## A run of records
☆ ☆ ☆ ☆
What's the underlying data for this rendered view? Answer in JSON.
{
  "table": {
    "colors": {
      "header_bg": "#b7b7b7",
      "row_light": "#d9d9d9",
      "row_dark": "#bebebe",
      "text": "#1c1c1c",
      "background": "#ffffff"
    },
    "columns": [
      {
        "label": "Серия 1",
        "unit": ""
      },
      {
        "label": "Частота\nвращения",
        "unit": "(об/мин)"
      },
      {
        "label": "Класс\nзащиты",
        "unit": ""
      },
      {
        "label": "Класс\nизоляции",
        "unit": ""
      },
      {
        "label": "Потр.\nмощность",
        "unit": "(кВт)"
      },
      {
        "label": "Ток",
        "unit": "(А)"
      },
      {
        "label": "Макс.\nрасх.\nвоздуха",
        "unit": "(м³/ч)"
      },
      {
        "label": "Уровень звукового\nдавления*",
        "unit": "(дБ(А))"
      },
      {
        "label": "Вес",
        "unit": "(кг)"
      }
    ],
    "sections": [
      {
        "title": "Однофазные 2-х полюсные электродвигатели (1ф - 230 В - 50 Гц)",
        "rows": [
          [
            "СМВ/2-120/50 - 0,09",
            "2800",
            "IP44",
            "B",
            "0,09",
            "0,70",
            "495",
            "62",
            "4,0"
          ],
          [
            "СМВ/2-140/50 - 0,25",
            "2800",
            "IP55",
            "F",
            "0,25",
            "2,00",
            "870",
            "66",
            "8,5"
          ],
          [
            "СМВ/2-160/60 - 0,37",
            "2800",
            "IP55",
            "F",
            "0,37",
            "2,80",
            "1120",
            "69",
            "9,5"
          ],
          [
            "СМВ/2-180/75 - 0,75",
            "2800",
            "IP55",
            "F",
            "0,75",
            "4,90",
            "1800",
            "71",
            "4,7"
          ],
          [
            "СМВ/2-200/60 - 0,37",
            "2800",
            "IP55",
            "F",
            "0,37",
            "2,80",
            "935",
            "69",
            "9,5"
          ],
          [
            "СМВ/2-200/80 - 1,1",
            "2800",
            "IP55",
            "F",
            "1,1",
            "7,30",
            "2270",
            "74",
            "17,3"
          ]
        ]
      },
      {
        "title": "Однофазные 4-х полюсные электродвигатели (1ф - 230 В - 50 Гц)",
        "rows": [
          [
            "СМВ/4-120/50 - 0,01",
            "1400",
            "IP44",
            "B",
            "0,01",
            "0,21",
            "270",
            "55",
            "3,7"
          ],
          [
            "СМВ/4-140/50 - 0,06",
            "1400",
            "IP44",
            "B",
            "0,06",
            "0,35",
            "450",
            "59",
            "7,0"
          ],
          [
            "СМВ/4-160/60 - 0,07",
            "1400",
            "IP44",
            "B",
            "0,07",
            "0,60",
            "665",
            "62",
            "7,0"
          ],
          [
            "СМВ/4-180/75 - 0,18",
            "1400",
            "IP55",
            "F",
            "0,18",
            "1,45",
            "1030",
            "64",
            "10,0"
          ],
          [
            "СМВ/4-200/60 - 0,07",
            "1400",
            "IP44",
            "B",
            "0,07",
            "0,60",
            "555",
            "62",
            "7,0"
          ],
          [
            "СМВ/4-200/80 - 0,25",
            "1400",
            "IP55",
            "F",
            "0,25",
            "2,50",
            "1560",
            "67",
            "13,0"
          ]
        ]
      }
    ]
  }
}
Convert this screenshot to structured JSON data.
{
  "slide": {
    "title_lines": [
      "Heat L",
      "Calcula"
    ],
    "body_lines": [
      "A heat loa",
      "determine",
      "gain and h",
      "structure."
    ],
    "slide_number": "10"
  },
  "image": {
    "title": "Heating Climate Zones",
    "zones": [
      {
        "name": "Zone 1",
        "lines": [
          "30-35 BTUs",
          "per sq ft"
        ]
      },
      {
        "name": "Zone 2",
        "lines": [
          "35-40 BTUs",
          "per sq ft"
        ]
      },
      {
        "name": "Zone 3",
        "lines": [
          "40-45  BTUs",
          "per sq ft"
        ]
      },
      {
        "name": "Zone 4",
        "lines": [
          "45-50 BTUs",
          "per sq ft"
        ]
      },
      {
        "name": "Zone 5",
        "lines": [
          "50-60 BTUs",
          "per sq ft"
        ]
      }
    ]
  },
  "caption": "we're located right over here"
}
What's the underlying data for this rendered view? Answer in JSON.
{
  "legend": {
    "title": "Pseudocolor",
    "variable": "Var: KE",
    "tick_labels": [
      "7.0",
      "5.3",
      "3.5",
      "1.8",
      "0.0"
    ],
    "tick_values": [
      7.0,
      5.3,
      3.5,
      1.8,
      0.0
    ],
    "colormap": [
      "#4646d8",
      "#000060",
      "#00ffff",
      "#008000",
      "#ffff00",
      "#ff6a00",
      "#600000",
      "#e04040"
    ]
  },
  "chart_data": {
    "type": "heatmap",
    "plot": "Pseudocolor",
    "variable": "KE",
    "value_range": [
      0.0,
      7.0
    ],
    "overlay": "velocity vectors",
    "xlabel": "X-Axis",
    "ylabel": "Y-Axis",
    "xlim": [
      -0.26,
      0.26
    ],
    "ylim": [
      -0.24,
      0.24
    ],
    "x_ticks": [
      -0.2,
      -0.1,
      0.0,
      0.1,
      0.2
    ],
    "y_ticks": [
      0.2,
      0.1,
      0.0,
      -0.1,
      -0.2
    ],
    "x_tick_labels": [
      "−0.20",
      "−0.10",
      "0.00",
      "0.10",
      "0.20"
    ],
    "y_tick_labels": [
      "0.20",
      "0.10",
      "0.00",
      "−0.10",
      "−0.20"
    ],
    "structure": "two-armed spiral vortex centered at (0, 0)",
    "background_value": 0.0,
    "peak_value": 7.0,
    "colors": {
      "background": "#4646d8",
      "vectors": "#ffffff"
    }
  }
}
☆ ☆ ☆ ☆
## Exercise
Each line holding "unit" must be found and copied.

## Final answer
        "unit": ""
        "unit": "(об/мин)"
        "unit": ""
        "unit": ""
        "unit": "(кВт)"
        "unit": "(А)"
        "unit": "(м³/ч)"
        "unit": "(дБ(А))"
        "unit": "(кг)"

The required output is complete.